---------- Stored rows ----------

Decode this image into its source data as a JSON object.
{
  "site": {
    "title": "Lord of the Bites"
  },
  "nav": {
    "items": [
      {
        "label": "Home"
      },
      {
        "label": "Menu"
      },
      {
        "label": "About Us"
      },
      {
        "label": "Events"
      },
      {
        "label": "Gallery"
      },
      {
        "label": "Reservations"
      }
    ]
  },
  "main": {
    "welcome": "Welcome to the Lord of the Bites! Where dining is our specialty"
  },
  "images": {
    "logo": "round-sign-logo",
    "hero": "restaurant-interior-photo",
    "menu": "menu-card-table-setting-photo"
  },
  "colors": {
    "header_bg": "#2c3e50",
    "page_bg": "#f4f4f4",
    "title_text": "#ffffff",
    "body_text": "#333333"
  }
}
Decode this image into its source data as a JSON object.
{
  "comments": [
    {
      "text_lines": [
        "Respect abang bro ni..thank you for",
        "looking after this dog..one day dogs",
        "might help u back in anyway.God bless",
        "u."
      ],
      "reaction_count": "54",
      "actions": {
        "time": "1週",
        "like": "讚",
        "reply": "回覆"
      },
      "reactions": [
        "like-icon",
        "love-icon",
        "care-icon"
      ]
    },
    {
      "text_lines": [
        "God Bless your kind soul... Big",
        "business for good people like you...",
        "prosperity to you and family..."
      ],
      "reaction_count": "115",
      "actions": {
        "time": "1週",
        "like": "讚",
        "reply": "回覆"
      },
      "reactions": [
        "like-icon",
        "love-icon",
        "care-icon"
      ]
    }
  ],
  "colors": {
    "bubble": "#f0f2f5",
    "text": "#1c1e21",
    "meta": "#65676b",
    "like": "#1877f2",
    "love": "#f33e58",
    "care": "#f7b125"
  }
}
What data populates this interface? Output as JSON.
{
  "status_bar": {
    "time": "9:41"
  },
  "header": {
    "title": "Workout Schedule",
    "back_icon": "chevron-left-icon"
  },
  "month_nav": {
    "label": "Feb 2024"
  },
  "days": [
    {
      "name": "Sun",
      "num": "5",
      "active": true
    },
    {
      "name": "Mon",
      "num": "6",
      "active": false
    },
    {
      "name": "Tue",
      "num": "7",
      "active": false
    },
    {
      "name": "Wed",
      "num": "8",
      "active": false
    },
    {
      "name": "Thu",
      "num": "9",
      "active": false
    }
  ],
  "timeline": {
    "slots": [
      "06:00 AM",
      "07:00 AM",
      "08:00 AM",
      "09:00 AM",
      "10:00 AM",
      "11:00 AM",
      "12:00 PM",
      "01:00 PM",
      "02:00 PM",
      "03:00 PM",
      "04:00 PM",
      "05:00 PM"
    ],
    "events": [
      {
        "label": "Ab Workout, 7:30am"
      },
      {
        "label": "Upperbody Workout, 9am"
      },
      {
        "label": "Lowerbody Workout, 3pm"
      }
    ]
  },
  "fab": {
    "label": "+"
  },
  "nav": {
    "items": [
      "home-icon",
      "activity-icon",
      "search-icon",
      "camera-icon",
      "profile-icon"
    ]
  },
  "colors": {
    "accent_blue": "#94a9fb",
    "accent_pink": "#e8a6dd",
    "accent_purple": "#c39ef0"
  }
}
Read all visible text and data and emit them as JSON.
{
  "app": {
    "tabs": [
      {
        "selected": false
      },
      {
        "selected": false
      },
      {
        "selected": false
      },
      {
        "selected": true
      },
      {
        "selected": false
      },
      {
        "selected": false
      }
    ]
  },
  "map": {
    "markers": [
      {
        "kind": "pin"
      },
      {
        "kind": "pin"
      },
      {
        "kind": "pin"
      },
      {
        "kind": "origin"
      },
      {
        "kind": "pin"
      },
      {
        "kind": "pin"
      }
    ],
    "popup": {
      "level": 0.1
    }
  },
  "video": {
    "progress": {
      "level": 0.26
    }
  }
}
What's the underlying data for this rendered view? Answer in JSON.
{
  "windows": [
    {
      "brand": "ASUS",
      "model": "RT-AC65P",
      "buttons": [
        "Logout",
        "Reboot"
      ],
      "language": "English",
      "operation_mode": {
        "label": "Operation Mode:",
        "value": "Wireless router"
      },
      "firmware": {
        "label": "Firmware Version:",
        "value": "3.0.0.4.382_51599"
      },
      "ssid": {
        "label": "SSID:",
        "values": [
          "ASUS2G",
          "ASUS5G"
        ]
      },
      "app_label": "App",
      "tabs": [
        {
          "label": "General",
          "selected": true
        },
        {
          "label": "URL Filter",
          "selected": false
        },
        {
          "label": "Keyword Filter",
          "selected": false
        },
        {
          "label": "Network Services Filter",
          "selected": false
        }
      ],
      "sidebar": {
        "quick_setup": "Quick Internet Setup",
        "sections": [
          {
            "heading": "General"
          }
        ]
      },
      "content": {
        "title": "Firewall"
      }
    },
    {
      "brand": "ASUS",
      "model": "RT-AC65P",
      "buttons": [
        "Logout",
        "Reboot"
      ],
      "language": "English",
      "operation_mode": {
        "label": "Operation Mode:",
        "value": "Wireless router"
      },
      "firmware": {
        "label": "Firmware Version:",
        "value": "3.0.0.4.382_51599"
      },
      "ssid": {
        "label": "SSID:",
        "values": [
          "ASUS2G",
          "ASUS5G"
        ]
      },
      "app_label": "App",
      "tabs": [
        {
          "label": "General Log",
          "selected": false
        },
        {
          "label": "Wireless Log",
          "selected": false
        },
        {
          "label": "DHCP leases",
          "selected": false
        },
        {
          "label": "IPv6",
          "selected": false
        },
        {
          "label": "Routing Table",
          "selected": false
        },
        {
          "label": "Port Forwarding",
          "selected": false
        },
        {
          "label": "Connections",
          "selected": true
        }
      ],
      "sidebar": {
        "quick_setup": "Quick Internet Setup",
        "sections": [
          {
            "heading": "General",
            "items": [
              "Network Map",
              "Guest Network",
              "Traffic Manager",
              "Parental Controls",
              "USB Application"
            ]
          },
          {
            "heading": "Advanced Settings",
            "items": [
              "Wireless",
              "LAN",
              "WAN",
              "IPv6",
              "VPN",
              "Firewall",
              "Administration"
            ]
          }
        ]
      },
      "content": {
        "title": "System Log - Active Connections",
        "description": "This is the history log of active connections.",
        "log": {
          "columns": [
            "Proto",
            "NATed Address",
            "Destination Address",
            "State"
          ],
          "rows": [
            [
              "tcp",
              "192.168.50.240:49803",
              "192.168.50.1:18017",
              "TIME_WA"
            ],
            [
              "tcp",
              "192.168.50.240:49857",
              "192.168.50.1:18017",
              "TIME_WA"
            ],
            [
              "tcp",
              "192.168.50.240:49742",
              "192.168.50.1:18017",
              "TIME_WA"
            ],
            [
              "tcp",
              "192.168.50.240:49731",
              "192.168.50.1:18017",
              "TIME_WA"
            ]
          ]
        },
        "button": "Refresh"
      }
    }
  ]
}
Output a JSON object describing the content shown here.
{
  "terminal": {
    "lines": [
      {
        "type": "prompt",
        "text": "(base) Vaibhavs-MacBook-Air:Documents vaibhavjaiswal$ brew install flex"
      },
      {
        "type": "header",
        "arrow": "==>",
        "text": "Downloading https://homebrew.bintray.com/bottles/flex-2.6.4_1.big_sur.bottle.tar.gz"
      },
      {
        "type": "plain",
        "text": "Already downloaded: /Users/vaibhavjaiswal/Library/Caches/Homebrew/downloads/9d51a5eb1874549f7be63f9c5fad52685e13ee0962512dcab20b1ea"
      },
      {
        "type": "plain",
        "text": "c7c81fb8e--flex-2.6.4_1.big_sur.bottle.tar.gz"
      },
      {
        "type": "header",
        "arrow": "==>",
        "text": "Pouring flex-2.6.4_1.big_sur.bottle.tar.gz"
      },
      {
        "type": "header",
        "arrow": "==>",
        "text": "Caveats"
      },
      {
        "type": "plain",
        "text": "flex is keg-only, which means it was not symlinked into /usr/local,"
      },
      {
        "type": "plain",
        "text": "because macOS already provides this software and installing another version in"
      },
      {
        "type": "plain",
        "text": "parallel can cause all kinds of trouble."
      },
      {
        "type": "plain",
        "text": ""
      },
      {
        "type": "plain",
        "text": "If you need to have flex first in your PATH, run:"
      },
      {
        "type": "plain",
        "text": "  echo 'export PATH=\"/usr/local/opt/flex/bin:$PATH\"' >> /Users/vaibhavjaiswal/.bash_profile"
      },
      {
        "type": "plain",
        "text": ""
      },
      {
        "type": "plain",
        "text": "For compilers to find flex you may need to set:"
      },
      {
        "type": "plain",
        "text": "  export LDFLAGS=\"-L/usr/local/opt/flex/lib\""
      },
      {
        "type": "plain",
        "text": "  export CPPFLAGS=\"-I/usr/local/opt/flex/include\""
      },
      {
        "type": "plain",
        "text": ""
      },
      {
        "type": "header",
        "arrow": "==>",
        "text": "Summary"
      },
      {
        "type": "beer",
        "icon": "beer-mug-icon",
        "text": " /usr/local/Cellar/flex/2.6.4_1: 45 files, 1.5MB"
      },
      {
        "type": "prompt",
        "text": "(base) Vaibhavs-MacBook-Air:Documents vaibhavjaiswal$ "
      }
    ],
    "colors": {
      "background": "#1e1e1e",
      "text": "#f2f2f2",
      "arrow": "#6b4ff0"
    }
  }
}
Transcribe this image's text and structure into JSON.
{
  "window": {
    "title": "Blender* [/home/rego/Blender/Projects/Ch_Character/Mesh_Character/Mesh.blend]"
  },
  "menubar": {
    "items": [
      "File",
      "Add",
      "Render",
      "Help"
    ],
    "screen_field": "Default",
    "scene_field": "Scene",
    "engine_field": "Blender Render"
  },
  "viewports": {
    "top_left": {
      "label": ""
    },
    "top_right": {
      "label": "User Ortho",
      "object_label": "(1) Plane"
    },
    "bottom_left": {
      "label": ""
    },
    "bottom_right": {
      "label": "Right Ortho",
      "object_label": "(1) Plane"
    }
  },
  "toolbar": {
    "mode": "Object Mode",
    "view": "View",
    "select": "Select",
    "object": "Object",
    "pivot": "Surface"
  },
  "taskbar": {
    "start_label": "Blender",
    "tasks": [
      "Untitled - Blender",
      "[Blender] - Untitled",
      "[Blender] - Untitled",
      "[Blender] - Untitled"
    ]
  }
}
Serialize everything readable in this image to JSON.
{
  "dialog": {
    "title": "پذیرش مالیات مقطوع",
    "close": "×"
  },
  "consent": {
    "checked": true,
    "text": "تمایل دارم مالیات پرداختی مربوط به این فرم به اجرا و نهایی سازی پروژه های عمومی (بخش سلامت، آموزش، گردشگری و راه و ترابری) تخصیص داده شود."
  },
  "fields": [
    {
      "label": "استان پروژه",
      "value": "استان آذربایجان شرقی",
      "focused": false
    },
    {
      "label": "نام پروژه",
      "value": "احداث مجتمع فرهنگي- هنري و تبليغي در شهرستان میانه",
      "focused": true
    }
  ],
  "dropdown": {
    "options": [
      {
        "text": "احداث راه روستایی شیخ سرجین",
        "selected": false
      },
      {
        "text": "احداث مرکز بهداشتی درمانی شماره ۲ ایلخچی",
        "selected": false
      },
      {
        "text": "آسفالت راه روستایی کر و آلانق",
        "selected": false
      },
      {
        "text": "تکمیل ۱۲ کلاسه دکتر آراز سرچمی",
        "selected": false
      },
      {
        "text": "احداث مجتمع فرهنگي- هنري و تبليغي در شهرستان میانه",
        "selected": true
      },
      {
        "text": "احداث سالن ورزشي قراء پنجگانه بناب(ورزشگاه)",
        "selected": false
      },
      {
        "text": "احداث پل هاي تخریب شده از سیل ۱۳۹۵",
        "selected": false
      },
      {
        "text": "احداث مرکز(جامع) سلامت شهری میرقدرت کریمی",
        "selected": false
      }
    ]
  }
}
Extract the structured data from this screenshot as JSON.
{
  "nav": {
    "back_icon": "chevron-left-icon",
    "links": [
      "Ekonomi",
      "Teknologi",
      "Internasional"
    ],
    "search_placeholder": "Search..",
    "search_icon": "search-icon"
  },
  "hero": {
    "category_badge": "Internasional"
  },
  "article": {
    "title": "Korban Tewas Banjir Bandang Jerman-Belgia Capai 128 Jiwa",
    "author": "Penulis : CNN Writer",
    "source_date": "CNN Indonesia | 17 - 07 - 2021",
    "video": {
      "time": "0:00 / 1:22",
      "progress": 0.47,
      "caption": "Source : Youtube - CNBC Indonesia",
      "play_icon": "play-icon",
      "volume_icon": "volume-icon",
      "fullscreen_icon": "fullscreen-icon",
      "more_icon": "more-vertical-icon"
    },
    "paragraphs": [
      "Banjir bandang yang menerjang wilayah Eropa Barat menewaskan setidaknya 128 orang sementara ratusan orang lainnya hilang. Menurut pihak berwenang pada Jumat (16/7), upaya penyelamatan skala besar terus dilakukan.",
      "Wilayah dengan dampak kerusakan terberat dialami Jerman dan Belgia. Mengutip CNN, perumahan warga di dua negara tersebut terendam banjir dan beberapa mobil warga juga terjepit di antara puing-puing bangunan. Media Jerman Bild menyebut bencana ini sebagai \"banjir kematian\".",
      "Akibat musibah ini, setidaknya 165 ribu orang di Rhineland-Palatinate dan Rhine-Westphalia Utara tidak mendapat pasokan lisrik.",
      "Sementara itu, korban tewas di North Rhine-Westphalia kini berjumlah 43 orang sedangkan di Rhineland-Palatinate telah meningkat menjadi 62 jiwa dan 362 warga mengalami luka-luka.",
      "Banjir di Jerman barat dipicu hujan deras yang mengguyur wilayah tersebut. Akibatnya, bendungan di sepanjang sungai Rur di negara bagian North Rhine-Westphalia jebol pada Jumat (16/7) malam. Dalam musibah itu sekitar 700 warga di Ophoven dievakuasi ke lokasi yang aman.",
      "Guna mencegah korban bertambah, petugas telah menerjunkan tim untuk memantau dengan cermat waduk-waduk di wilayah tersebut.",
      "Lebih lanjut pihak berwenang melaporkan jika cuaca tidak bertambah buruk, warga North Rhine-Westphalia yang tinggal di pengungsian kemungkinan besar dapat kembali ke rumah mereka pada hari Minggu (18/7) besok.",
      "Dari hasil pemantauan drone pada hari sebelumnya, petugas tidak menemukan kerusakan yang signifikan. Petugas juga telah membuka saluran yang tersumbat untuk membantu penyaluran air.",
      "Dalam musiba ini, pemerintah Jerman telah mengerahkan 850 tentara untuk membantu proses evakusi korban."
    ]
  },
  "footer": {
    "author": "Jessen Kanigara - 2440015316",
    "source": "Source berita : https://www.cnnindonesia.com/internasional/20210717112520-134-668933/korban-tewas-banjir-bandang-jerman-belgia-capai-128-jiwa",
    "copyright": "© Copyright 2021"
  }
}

----------

§ **Written request**:
Select the lines from the entries that include the word "setidaknya".

§ **Written response**:
      "Banjir bandang yang menerjang wilayah Eropa Barat menewaskan setidaknya 128 orang sementara ratusan orang lainnya hilang. Menurut pihak berwenang pada Jumat (16/7), upaya penyelamatan skala besar terus dilakukan.",
      "Akibat musibah ini, setidaknya 165 ribu orang di Rhineland-Palatinate dan Rhine-Westphalia Utara tidak mendapat pasokan lisrik.",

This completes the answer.